▶ **Exercise instructions**
Count the lines in the records below that contain the word "Canvass", and reply with only that number.

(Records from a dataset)
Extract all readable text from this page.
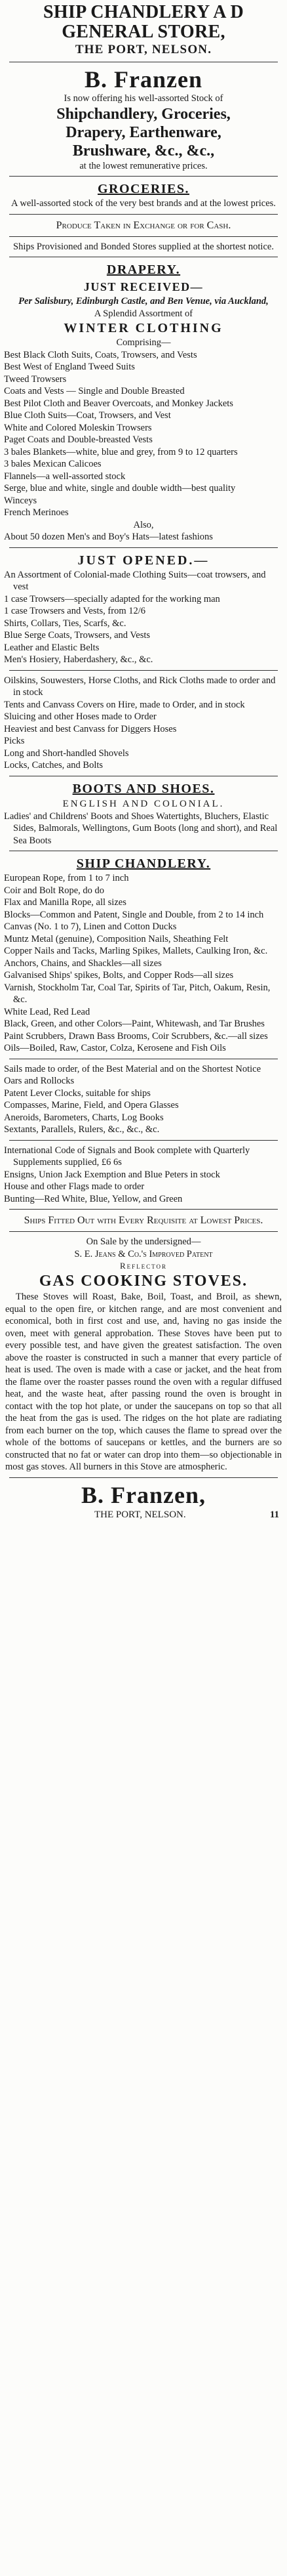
SHIP CHANDLERY A D
GENERAL STORE,
THE PORT, NELSON.
B. Franzen
Is now offering his well-assorted Stock of
Shipchandlery, Groceries,
Drapery, Earthenware,
Brushware, &c., &c.,
at the lowest remunerative prices.
GROCERIES.
A well-assorted stock of the very best brands and at the lowest prices.
Produce Taken in Exchange or for Cash.
Ships Provisioned and Bonded Stores supplied at the shortest notice.
DRAPERY.
JUST RECEIVED—
Per Salisbury, Edinburgh Castle, and Ben Venue, via Auckland,
A Splendid Assortment of
WINTER CLOTHING
Comprising—
Best Black Cloth Suits, Coats, Trowsers, and Vests
Best West of England Tweed Suits
Tweed Trowsers
Coats and Vests — Single and Double Breasted
Best Pilot Cloth and Beaver Overcoats, and Monkey Jackets
Blue Cloth Suits—Coat, Trowsers, and Vest
White and Colored Moleskin Trowsers
Paget Coats and Double-breasted Vests
3 bales Blankets—white, blue and grey, from 9 to 12 quarters
3 bales Mexican Calicoes
Flannels—a well-assorted stock
Serge, blue and white, single and double width—best quality
Winceys
French Merinoes
Also,
About 50 dozen Men's and Boy's Hats—latest fashions
JUST OPENED.—
An Assortment of Colonial-made Clothing Suits—coat trowsers, and vest
1 case Trowsers—specially adapted for the working man
1 case Trowsers and Vests, from 12/6
Shirts, Collars, Ties, Scarfs, &c.
Blue Serge Coats, Trowsers, and Vests
Leather and Elastic Belts
Men's Hosiery, Haberdashery, &c., &c.
Oilskins, Souwesters, Horse Cloths, and Rick Cloths made to order and in stock
Tents and Canvass Covers on Hire, made to Order, and in stock
Sluicing and other Hoses made to Order
Heaviest and best Canvass for Diggers Hoses
Picks
Long and Short-handled Shovels
Locks, Catches, and Bolts
BOOTS AND SHOES.
ENGLISH AND COLONIAL.
Ladies' and Childrens' Boots and Shoes Watertights, Bluchers, Elastic Sides, Balmorals, Wellingtons, Gum Boots (long and short), and Real Sea Boots
SHIP CHANDLERY.
European Rope, from 1 to 7 inch
Coir and Bolt Rope, do do
Flax and Manilla Rope, all sizes
Blocks—Common and Patent, Single and Double, from 2 to 14 inch
Canvas (No. 1 to 7), Linen and Cotton Ducks
Muntz Metal (genuine), Composition Nails, Sheathing Felt
Copper Nails and Tacks, Marling Spikes, Mallets, Caulking Iron, &c.
Anchors, Chains, and Shackles—all sizes
Galvanised Ships' spikes, Bolts, and Copper Rods—all sizes
Varnish, Stockholm Tar, Coal Tar, Spirits of Tar, Pitch, Oakum, Resin, &c.
White Lead, Red Lead
Black, Green, and other Colors—Paint, Whitewash, and Tar Brushes
Paint Scrubbers, Drawn Bass Brooms, Coir Scrubbers, &c.—all sizes
Oils—Boiled, Raw, Castor, Colza, Kerosene and Fish Oils
Sails made to order, of the Best Material and on the Shortest Notice
Oars and Rollocks
Patent Lever Clocks, suitable for ships
Compasses, Marine, Field, and Opera Glasses
Aneroids, Barometers, Charts, Log Books
Sextants, Parallels, Rulers, &c., &c., &c.
International Code of Signals and Book complete with Quarterly Supplements supplied, £6 6s
Ensigns, Union Jack Exemption and Blue Peters in stock
House and other Flags made to order
Bunting—Red White, Blue, Yellow, and Green
Ships Fitted Out with Every Requisite at Lowest Prices.
On Sale by the undersigned—
S. E. Jeans & Co.'s Improved Patent
Reflector
GAS COOKING STOVES.
These Stoves will Roast, Bake, Boil, Toast, and Broil, as shewn, equal to the open fire, or kitchen range, and are most convenient and economical, both in first cost and use, and, having no gas inside the oven, meet with general approbation. These Stoves have been put to every possible test, and have given the greatest satisfaction. The oven above the roaster is constructed in such a manner that every particle of heat is used. The oven is made with a case or jacket, and the heat from the flame over the roaster passes round the oven with a regular diffused heat, and the waste heat, after passing round the oven is brought in contact with the top hot plate, or under the saucepans on top so that all the heat from the gas is used. The ridges on the hot plate are radiating from each burner on the top, which causes the flame to spread over the whole of the bottoms of saucepans or kettles, and the burners are so constructed that no fat or water can drop into them—so objectionable in most gas stoves. All burners in this Stove are atmospheric.
B. Franzen,

THE PORT, NELSON.	11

▶ **Answer to the exercise**
2